(Figure contents as structured data)

= = = = = = =

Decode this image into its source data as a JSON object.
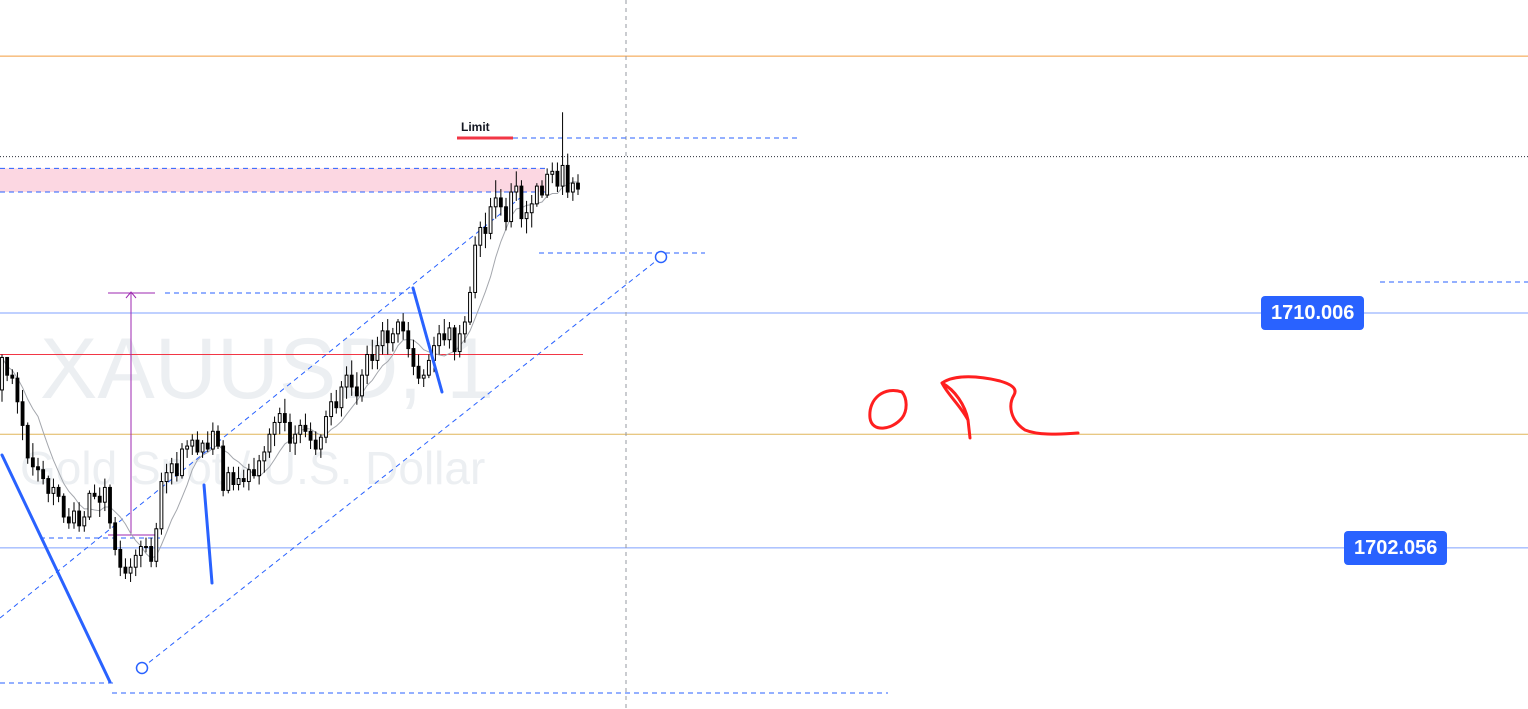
{
  "chart_data": {
    "type": "candlestick",
    "symbol": "XAUUSD, 1",
    "description": "Gold Spot / U.S. Dollar",
    "ylim": [
      1696.6,
      1720.6
    ],
    "candles_ohlc": [
      [
        1707.4,
        1708.6,
        1707.0,
        1708.5
      ],
      [
        1708.5,
        1708.5,
        1707.7,
        1707.9
      ],
      [
        1707.9,
        1708.1,
        1707.6,
        1707.8
      ],
      [
        1707.8,
        1708.0,
        1706.6,
        1707.0
      ],
      [
        1707.0,
        1707.4,
        1705.7,
        1706.2
      ],
      [
        1706.2,
        1706.3,
        1704.9,
        1705.1
      ],
      [
        1705.1,
        1705.6,
        1704.5,
        1704.8
      ],
      [
        1704.8,
        1705.1,
        1704.3,
        1704.7
      ],
      [
        1704.7,
        1705.0,
        1704.2,
        1704.4
      ],
      [
        1704.4,
        1704.5,
        1703.6,
        1703.9
      ],
      [
        1703.9,
        1704.4,
        1703.5,
        1704.1
      ],
      [
        1704.1,
        1704.2,
        1703.6,
        1703.8
      ],
      [
        1703.8,
        1703.9,
        1702.9,
        1703.1
      ],
      [
        1703.1,
        1703.4,
        1702.7,
        1702.9
      ],
      [
        1702.9,
        1703.6,
        1702.7,
        1703.3
      ],
      [
        1703.3,
        1703.6,
        1702.6,
        1702.8
      ],
      [
        1702.8,
        1703.3,
        1702.6,
        1703.1
      ],
      [
        1703.1,
        1704.0,
        1703.0,
        1703.9
      ],
      [
        1703.9,
        1704.2,
        1703.7,
        1703.8
      ],
      [
        1703.8,
        1704.1,
        1703.1,
        1703.6
      ],
      [
        1703.6,
        1704.4,
        1703.3,
        1704.1
      ],
      [
        1704.1,
        1704.2,
        1702.7,
        1702.9
      ],
      [
        1702.9,
        1703.1,
        1701.8,
        1702.0
      ],
      [
        1702.0,
        1702.3,
        1701.1,
        1701.4
      ],
      [
        1701.4,
        1701.7,
        1701.0,
        1701.2
      ],
      [
        1701.2,
        1701.7,
        1700.9,
        1701.4
      ],
      [
        1701.4,
        1702.0,
        1701.1,
        1701.8
      ],
      [
        1701.8,
        1702.3,
        1701.4,
        1702.1
      ],
      [
        1702.1,
        1702.4,
        1701.9,
        1702.1
      ],
      [
        1702.1,
        1702.4,
        1701.4,
        1701.6
      ],
      [
        1701.6,
        1702.9,
        1701.4,
        1702.7
      ],
      [
        1702.7,
        1704.6,
        1702.5,
        1704.3
      ],
      [
        1704.3,
        1704.9,
        1703.9,
        1704.6
      ],
      [
        1704.6,
        1705.1,
        1704.2,
        1704.9
      ],
      [
        1704.9,
        1705.3,
        1704.3,
        1704.5
      ],
      [
        1704.5,
        1705.6,
        1704.4,
        1705.4
      ],
      [
        1705.4,
        1705.7,
        1705.1,
        1705.5
      ],
      [
        1705.5,
        1705.9,
        1705.2,
        1705.7
      ],
      [
        1705.7,
        1706.0,
        1705.2,
        1705.3
      ],
      [
        1705.3,
        1705.7,
        1705.1,
        1705.6
      ],
      [
        1705.6,
        1706.0,
        1705.3,
        1705.4
      ],
      [
        1705.4,
        1706.3,
        1705.2,
        1706.0
      ],
      [
        1706.0,
        1706.2,
        1705.4,
        1705.5
      ],
      [
        1705.5,
        1705.7,
        1703.8,
        1704.0
      ],
      [
        1704.0,
        1704.8,
        1703.9,
        1704.6
      ],
      [
        1704.6,
        1704.8,
        1704.0,
        1704.2
      ],
      [
        1704.2,
        1704.8,
        1704.0,
        1704.4
      ],
      [
        1704.4,
        1704.7,
        1704.1,
        1704.3
      ],
      [
        1704.3,
        1704.9,
        1704.0,
        1704.7
      ],
      [
        1704.7,
        1705.1,
        1704.4,
        1704.5
      ],
      [
        1704.5,
        1705.2,
        1704.2,
        1705.0
      ],
      [
        1705.0,
        1705.5,
        1704.6,
        1705.3
      ],
      [
        1705.3,
        1706.1,
        1705.1,
        1705.9
      ],
      [
        1705.9,
        1706.5,
        1705.5,
        1706.3
      ],
      [
        1706.3,
        1706.8,
        1705.9,
        1706.6
      ],
      [
        1706.6,
        1707.1,
        1706.0,
        1706.3
      ],
      [
        1706.3,
        1706.6,
        1705.3,
        1705.6
      ],
      [
        1705.6,
        1706.2,
        1705.2,
        1705.9
      ],
      [
        1705.9,
        1706.4,
        1705.6,
        1706.2
      ],
      [
        1706.2,
        1706.6,
        1705.8,
        1706.0
      ],
      [
        1706.0,
        1706.3,
        1705.4,
        1705.7
      ],
      [
        1705.7,
        1706.0,
        1705.2,
        1705.4
      ],
      [
        1705.4,
        1705.9,
        1705.1,
        1705.8
      ],
      [
        1705.8,
        1706.7,
        1705.6,
        1706.5
      ],
      [
        1706.5,
        1707.3,
        1706.2,
        1707.0
      ],
      [
        1707.0,
        1707.4,
        1706.6,
        1706.8
      ],
      [
        1706.8,
        1707.7,
        1706.5,
        1707.5
      ],
      [
        1707.5,
        1708.2,
        1707.1,
        1707.9
      ],
      [
        1707.9,
        1708.4,
        1707.2,
        1707.5
      ],
      [
        1707.5,
        1708.0,
        1706.9,
        1707.2
      ],
      [
        1707.2,
        1708.1,
        1707.0,
        1707.9
      ],
      [
        1707.9,
        1708.9,
        1707.6,
        1708.6
      ],
      [
        1708.6,
        1709.1,
        1708.1,
        1708.4
      ],
      [
        1708.4,
        1709.2,
        1708.1,
        1708.9
      ],
      [
        1708.9,
        1709.7,
        1708.6,
        1709.4
      ],
      [
        1709.4,
        1709.8,
        1708.6,
        1709.0
      ],
      [
        1709.0,
        1709.5,
        1708.7,
        1709.3
      ],
      [
        1709.3,
        1709.8,
        1709.0,
        1709.7
      ],
      [
        1709.7,
        1710.0,
        1709.1,
        1709.4
      ],
      [
        1709.4,
        1709.7,
        1708.5,
        1708.8
      ],
      [
        1708.8,
        1709.1,
        1707.9,
        1708.2
      ],
      [
        1708.2,
        1708.6,
        1707.6,
        1707.8
      ],
      [
        1707.8,
        1708.1,
        1707.5,
        1707.9
      ],
      [
        1707.9,
        1708.6,
        1707.8,
        1708.4
      ],
      [
        1708.4,
        1709.2,
        1708.0,
        1708.9
      ],
      [
        1708.9,
        1709.6,
        1708.6,
        1709.3
      ],
      [
        1709.3,
        1709.8,
        1708.9,
        1709.1
      ],
      [
        1709.1,
        1709.7,
        1708.8,
        1709.5
      ],
      [
        1709.5,
        1709.6,
        1708.4,
        1708.7
      ],
      [
        1708.7,
        1709.6,
        1708.5,
        1709.3
      ],
      [
        1709.3,
        1709.9,
        1709.0,
        1709.7
      ],
      [
        1709.7,
        1710.9,
        1709.6,
        1710.7
      ],
      [
        1710.7,
        1712.6,
        1710.5,
        1712.3
      ],
      [
        1712.3,
        1713.1,
        1711.9,
        1712.9
      ],
      [
        1712.9,
        1713.4,
        1712.2,
        1712.7
      ],
      [
        1712.7,
        1713.9,
        1712.5,
        1713.6
      ],
      [
        1713.6,
        1714.5,
        1713.2,
        1713.9
      ],
      [
        1713.9,
        1714.2,
        1713.3,
        1713.6
      ],
      [
        1713.6,
        1713.9,
        1712.8,
        1713.1
      ],
      [
        1713.1,
        1714.4,
        1712.9,
        1714.1
      ],
      [
        1714.1,
        1714.8,
        1713.8,
        1714.3
      ],
      [
        1714.3,
        1714.5,
        1712.9,
        1713.2
      ],
      [
        1713.2,
        1713.8,
        1712.7,
        1713.4
      ],
      [
        1713.4,
        1714.0,
        1712.9,
        1713.7
      ],
      [
        1713.7,
        1714.4,
        1713.6,
        1714.3
      ],
      [
        1714.3,
        1714.5,
        1713.9,
        1714.0
      ],
      [
        1714.0,
        1714.9,
        1713.9,
        1714.7
      ],
      [
        1714.7,
        1715.1,
        1714.4,
        1714.8
      ],
      [
        1714.8,
        1715.1,
        1714.1,
        1714.3
      ],
      [
        1714.3,
        1716.8,
        1714.0,
        1715.0
      ],
      [
        1715.0,
        1715.4,
        1713.9,
        1714.1
      ],
      [
        1714.1,
        1714.6,
        1713.8,
        1714.4
      ],
      [
        1714.4,
        1714.7,
        1714.0,
        1714.2
      ]
    ],
    "horizontal_levels": [
      {
        "price": 1718.7,
        "color": "#f39c3d",
        "style": "solid"
      },
      {
        "price": 1715.3,
        "color": "#2a2e39",
        "style": "dotted"
      },
      {
        "price": 1710.006,
        "color": "#2962ff",
        "style": "solid",
        "label": "1710.006"
      },
      {
        "price": 1702.056,
        "color": "#2962ff",
        "style": "solid",
        "label": "1702.056"
      },
      {
        "price": 1705.9,
        "color": "#e0b55a",
        "style": "solid"
      },
      {
        "price": 1708.6,
        "color": "#f23645",
        "style": "solid"
      }
    ],
    "supply_zone": {
      "price_top": 1714.9,
      "price_bottom": 1714.1,
      "color": "#fcd7e2"
    },
    "limit_level": {
      "label": "Limit",
      "price": 1716.1
    }
  }
}
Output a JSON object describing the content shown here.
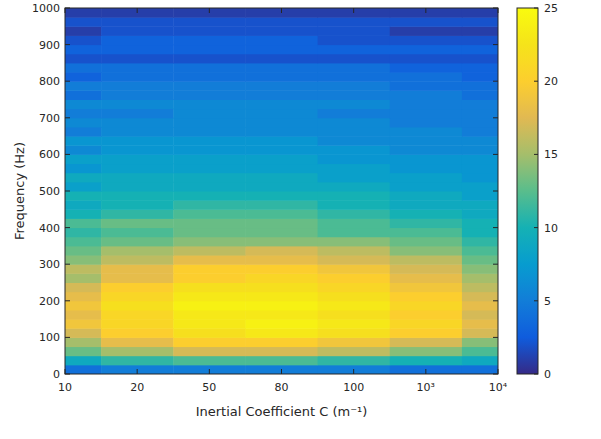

= = = = = = =

Select and copy every line from the records that includes the word "color".

-- ANSWER TO THIS TASK --
        "color": "#f39c3d",
        "color": "#2a2e39",
        "color": "#2962ff",
        "color": "#2962ff",
        "color": "#e0b55a",
        "color": "#f23645",
      "color": "#fcd7e2"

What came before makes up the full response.